Return every line of the data below that includes the string "Техническое".

Items listed in a dataset
= = = =

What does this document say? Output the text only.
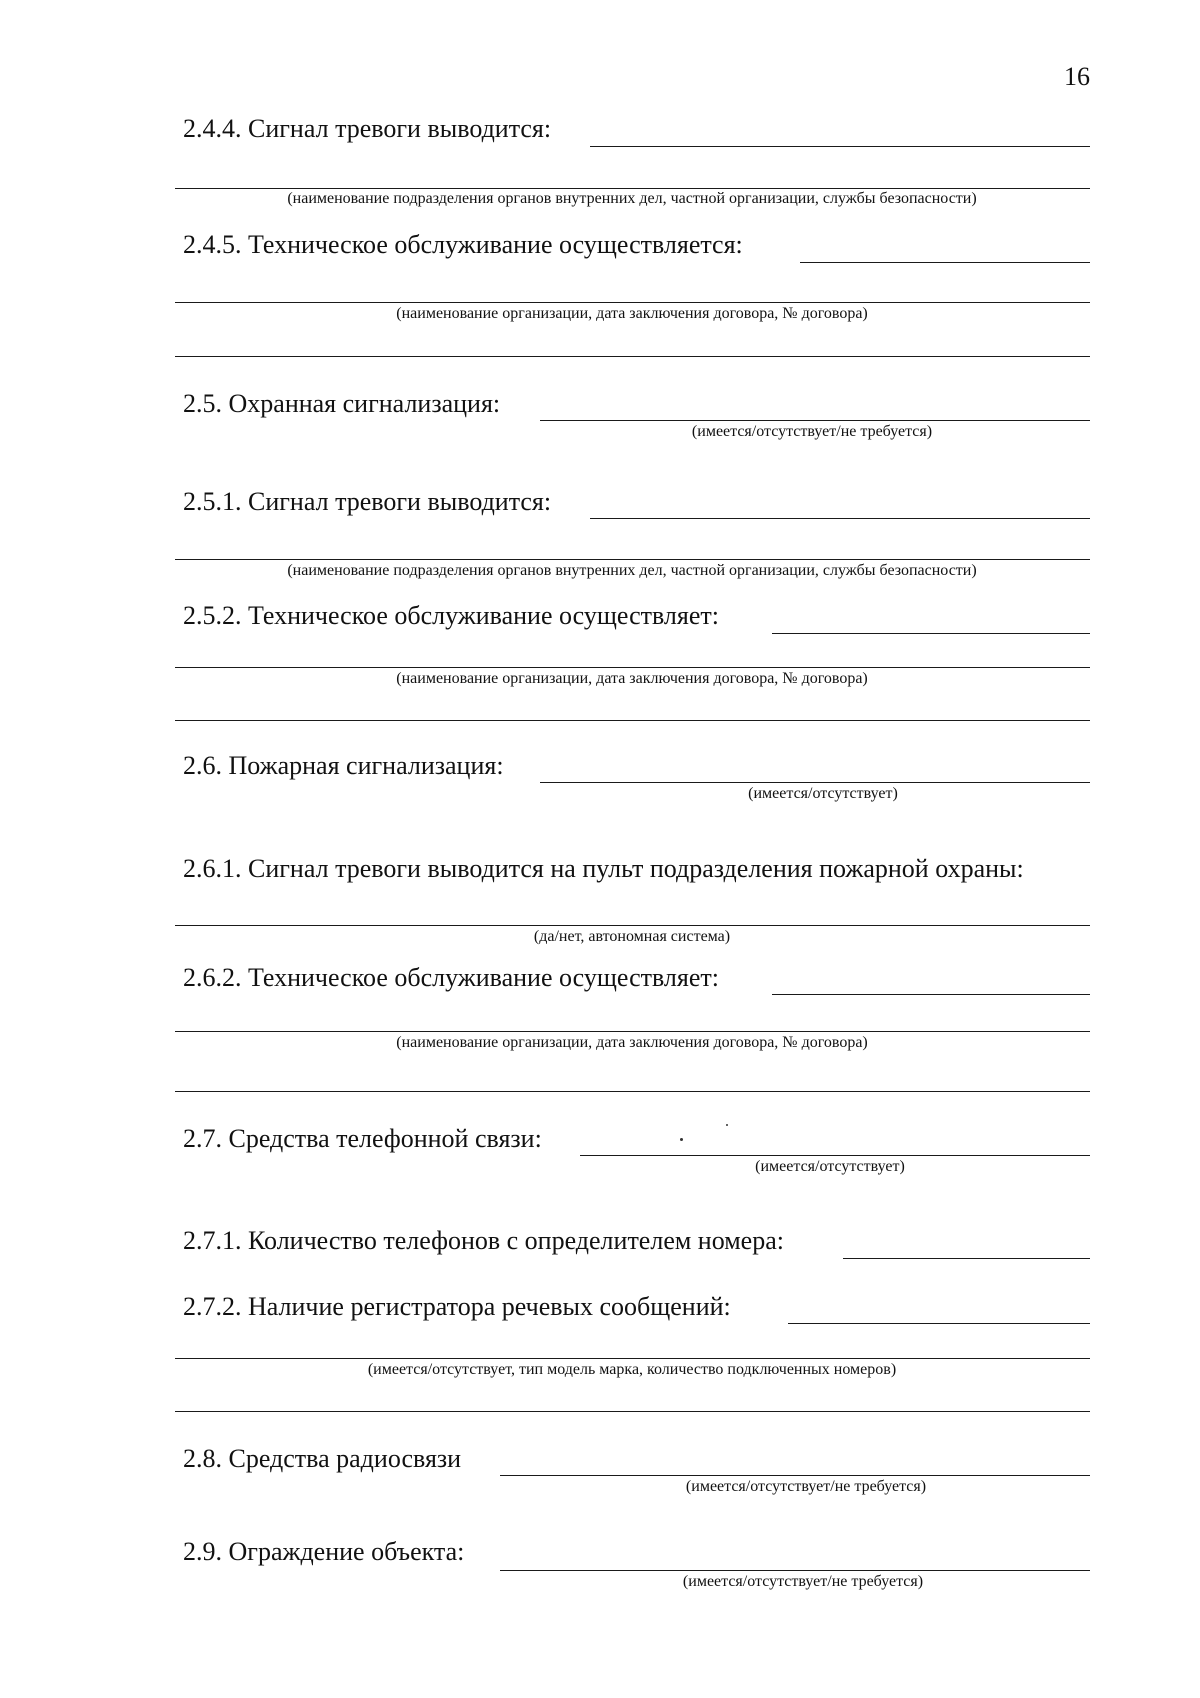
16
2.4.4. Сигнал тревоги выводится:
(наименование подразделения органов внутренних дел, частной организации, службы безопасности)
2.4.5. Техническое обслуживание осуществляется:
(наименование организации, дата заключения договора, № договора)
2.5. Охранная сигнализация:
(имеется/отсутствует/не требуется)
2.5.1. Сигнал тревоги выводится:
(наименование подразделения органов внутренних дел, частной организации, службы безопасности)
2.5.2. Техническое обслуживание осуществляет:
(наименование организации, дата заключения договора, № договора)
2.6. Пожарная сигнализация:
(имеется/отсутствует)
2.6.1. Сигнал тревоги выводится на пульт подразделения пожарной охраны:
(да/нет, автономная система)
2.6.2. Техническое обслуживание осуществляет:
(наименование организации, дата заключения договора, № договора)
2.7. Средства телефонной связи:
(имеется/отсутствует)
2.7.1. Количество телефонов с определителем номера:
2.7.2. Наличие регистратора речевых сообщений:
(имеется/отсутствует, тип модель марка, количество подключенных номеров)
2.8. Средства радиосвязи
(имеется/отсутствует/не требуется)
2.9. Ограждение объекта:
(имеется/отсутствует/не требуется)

= = = =

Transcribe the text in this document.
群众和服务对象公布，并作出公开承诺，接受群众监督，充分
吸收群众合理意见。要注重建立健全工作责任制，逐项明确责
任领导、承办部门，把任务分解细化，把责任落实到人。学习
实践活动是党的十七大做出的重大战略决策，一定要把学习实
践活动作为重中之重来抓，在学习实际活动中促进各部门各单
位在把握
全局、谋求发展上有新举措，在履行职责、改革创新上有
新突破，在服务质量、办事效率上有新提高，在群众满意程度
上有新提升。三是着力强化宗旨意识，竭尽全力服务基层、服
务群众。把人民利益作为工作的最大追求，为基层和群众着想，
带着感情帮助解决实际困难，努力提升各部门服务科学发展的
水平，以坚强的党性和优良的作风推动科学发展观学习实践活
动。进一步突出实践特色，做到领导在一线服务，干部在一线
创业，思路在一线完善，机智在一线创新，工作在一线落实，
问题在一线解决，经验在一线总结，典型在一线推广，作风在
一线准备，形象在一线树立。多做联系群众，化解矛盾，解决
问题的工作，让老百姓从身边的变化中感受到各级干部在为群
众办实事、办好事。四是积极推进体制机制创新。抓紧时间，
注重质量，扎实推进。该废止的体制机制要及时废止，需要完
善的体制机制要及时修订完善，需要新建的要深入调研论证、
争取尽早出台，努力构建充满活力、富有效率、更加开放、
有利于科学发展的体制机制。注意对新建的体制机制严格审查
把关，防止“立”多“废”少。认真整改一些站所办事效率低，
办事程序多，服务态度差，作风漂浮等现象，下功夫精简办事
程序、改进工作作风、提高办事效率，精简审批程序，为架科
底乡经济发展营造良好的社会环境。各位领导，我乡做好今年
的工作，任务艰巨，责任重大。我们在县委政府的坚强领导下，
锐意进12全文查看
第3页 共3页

= = = =

- [The reply]
2.4.5. Техническое обслуживание осуществляется:
2.5.2. Техническое обслуживание осуществляет:
2.6.2. Техническое обслуживание осуществляет:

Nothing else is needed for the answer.